— GIVEN REQUEST —
Tally the lines below that contain the word "name", and give only that number.

— DATA SECTION —

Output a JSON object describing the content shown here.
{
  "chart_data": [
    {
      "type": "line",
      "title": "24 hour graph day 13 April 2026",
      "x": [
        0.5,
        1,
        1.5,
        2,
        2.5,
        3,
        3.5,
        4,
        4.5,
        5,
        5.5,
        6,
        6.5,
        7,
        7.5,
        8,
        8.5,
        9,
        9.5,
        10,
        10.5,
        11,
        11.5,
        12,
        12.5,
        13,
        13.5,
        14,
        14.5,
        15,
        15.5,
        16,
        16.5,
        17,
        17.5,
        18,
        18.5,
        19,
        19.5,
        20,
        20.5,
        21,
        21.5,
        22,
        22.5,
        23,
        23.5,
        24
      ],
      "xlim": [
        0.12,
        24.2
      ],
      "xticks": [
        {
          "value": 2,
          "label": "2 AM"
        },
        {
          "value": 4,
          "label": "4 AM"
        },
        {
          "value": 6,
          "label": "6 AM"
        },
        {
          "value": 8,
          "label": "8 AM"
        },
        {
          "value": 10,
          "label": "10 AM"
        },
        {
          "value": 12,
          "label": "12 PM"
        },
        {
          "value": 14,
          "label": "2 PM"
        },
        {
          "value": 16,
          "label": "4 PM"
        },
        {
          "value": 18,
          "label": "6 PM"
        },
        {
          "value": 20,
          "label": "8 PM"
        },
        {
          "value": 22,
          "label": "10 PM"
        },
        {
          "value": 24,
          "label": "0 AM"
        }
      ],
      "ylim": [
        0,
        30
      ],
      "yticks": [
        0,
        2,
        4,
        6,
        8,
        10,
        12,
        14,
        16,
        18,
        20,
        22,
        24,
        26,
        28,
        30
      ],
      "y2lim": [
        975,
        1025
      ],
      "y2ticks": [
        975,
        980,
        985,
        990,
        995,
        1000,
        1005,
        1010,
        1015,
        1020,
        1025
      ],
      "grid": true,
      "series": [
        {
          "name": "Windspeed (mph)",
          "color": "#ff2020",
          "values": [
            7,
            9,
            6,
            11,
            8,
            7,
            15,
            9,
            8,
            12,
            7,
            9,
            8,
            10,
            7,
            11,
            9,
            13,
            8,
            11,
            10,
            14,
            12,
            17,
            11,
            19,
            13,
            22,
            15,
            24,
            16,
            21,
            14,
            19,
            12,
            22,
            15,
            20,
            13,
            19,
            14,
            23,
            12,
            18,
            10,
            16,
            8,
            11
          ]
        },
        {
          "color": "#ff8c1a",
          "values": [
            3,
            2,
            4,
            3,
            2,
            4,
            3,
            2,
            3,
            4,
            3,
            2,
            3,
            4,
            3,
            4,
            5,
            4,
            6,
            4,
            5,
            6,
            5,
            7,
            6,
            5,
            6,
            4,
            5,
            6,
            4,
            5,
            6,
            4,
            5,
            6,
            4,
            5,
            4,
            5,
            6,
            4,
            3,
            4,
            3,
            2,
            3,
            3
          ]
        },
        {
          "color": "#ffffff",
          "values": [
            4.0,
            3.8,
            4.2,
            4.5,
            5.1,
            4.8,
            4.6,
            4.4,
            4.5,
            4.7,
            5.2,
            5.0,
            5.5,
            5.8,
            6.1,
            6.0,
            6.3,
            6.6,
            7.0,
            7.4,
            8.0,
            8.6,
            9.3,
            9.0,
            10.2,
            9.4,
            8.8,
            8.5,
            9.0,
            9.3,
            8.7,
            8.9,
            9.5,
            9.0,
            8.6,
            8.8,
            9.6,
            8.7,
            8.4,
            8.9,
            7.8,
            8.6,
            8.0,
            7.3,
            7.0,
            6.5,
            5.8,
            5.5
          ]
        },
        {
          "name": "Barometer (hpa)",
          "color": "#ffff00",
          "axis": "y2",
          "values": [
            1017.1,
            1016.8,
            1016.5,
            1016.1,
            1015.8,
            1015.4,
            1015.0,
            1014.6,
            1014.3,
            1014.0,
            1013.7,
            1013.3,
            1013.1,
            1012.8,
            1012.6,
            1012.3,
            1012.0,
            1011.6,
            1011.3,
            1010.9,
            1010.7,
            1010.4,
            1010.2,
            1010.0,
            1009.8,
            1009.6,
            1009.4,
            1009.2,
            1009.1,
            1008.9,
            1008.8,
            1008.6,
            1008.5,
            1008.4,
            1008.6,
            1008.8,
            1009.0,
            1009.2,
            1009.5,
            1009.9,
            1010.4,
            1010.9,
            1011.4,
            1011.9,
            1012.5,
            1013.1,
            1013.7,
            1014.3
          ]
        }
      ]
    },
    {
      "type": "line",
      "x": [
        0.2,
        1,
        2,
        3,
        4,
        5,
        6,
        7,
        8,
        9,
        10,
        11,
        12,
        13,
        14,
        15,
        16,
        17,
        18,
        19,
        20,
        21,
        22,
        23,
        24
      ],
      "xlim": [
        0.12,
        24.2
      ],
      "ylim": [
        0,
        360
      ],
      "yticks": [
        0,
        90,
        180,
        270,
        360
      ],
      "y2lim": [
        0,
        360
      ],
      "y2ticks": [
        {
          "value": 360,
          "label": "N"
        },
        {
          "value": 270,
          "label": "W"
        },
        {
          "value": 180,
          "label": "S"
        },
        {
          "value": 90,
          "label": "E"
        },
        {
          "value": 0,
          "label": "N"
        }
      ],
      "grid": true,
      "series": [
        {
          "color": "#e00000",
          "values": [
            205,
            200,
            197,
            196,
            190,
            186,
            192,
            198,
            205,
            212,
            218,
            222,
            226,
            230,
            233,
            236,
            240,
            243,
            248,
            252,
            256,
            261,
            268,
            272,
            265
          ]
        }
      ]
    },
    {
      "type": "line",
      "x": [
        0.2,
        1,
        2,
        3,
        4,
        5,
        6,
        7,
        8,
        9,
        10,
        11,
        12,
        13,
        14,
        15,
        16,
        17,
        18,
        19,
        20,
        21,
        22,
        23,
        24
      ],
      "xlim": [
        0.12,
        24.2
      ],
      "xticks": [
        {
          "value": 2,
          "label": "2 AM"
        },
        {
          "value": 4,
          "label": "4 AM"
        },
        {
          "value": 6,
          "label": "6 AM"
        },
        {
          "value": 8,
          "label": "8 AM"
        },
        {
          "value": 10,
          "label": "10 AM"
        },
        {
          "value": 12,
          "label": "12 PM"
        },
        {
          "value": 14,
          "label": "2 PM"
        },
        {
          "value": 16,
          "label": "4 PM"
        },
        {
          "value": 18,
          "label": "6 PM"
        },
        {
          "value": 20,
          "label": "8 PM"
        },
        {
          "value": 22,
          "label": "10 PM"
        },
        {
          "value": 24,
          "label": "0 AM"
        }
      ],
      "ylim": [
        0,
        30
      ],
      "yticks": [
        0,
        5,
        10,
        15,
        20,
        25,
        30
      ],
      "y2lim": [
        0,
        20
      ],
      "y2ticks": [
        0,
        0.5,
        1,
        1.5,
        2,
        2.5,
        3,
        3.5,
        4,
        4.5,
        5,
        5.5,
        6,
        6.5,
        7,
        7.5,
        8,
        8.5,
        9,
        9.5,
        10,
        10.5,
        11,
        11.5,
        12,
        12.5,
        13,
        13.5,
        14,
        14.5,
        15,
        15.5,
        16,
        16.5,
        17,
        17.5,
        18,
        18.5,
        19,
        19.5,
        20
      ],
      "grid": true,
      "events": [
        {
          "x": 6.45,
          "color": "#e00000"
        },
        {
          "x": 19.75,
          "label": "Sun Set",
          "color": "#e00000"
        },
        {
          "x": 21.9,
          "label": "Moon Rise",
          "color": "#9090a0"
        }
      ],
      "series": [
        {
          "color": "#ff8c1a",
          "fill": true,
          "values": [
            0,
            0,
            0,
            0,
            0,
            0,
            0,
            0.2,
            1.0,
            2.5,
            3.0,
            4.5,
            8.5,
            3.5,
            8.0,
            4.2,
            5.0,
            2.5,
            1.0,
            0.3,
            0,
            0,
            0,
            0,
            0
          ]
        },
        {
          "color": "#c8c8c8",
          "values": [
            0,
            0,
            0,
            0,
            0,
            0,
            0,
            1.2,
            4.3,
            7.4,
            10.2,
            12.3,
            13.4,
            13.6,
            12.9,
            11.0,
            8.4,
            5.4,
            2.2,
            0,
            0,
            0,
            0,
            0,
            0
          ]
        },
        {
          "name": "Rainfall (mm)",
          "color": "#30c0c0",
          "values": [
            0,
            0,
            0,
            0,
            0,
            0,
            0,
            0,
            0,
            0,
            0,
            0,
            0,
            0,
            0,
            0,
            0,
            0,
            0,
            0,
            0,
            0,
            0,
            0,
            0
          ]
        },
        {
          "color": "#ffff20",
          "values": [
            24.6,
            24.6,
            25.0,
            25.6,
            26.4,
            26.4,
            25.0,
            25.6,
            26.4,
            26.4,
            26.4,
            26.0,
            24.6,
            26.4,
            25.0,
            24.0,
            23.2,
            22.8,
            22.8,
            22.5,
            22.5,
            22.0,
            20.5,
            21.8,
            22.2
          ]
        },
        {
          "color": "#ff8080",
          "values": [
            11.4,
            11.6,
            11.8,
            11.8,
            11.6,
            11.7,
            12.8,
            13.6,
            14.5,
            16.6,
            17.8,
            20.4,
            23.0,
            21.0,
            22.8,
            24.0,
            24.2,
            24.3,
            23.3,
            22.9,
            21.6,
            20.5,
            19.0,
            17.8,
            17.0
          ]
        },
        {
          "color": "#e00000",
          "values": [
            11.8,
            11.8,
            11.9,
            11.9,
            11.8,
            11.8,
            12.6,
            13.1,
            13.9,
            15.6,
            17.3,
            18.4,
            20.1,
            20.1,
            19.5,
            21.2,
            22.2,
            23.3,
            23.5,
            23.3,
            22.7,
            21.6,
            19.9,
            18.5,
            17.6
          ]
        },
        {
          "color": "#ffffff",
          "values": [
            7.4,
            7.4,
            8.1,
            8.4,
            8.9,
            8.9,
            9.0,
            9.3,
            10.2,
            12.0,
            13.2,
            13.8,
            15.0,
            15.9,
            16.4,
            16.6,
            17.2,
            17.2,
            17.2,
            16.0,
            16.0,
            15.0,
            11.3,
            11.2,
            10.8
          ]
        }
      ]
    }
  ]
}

— RESPONSE —
3